◆ **Task statement**: Print the entries that appear below, exactly as written and without their pictures.

<<<<

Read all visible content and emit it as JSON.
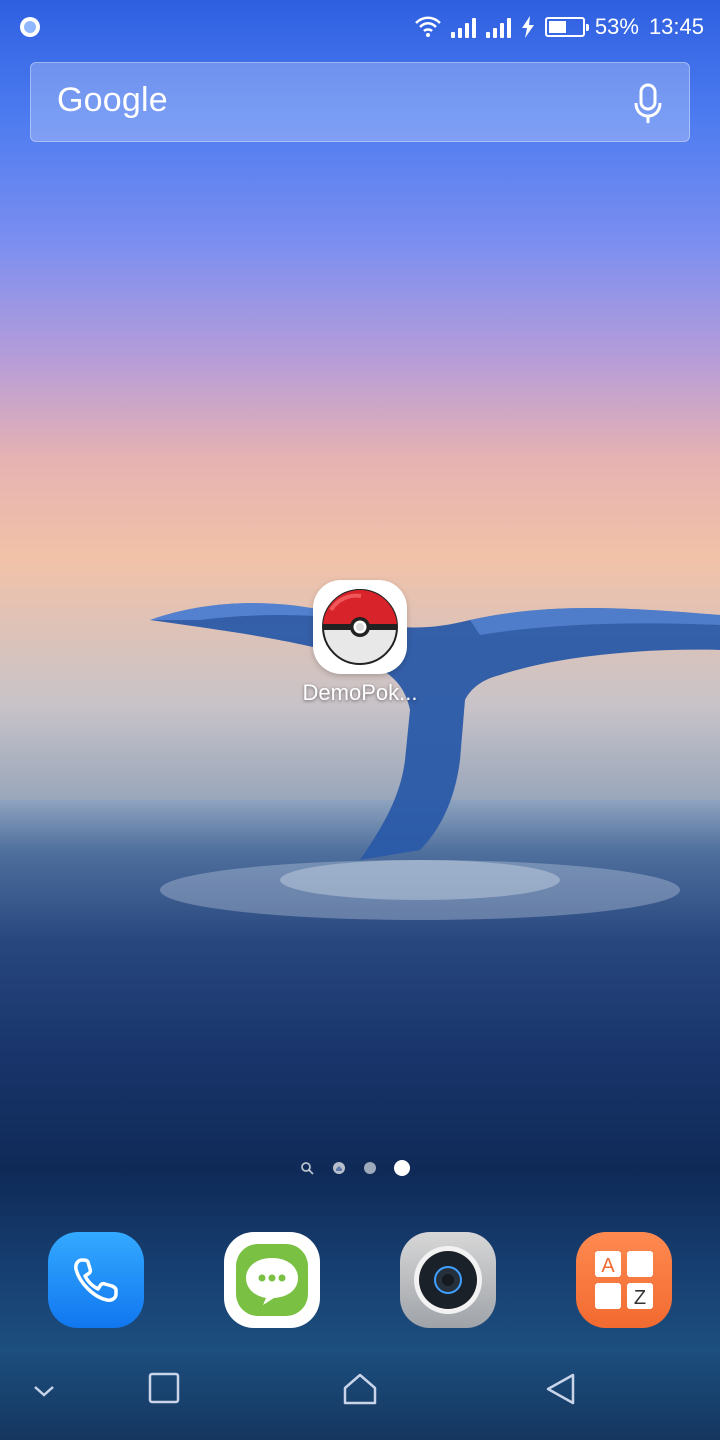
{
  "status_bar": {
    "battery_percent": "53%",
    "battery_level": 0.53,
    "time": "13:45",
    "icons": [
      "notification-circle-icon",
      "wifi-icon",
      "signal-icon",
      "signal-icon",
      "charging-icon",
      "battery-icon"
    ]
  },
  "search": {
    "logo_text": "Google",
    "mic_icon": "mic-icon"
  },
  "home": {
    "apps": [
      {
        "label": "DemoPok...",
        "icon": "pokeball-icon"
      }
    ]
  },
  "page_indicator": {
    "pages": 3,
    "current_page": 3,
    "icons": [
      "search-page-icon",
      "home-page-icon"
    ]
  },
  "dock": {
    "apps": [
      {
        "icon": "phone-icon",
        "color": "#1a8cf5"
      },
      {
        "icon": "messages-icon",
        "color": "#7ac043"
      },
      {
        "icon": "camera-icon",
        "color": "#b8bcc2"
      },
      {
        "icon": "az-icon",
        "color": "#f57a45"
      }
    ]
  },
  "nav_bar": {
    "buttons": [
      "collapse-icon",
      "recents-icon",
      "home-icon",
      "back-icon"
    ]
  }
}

>>>>

◆ **Full answer**:
Read all visible content and emit it as JSON.
{
  "status_bar": {
    "battery_percent": "53%",
    "battery_level": 0.53,
    "time": "13:45",
    "icons": [
      "notification-circle-icon",
      "wifi-icon",
      "signal-icon",
      "signal-icon",
      "charging-icon",
      "battery-icon"
    ]
  },
  "search": {
    "logo_text": "Google",
    "mic_icon": "mic-icon"
  },
  "home": {
    "apps": [
      {
        "label": "DemoPok...",
        "icon": "pokeball-icon"
      }
    ]
  },
  "page_indicator": {
    "pages": 3,
    "current_page": 3,
    "icons": [
      "search-page-icon",
      "home-page-icon"
    ]
  },
  "dock": {
    "apps": [
      {
        "icon": "phone-icon",
        "color": "#1a8cf5"
      },
      {
        "icon": "messages-icon",
        "color": "#7ac043"
      },
      {
        "icon": "camera-icon",
        "color": "#b8bcc2"
      },
      {
        "icon": "az-icon",
        "color": "#f57a45"
      }
    ]
  },
  "nav_bar": {
    "buttons": [
      "collapse-icon",
      "recents-icon",
      "home-icon",
      "back-icon"
    ]
  }
}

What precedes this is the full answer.